STATED EXERCISE:
Provide only the number of lines in the listing that contain the string "name".
::::::::
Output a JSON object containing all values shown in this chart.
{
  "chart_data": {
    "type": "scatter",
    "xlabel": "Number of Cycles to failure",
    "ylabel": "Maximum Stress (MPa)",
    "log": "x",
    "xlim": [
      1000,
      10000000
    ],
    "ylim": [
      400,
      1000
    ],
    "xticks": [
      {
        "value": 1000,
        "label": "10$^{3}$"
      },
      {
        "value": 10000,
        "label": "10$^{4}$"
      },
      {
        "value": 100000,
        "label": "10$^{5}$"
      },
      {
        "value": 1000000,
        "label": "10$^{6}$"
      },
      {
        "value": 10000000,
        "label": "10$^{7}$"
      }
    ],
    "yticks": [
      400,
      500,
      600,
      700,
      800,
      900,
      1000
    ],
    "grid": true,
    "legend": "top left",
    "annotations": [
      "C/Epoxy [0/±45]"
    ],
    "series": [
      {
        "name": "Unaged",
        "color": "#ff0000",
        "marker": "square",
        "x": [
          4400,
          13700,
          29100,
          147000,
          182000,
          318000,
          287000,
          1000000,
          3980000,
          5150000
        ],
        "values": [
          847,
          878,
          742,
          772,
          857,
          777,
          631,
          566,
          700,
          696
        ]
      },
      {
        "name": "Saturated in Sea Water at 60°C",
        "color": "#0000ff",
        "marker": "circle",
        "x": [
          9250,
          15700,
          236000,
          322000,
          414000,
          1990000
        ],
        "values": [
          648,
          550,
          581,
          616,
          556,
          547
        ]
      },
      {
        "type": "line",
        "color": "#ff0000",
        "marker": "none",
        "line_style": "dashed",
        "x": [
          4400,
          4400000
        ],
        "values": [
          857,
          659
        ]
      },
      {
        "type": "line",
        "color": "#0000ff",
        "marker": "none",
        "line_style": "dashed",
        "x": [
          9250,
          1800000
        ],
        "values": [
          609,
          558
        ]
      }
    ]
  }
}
::::::::
THE RESULT:
2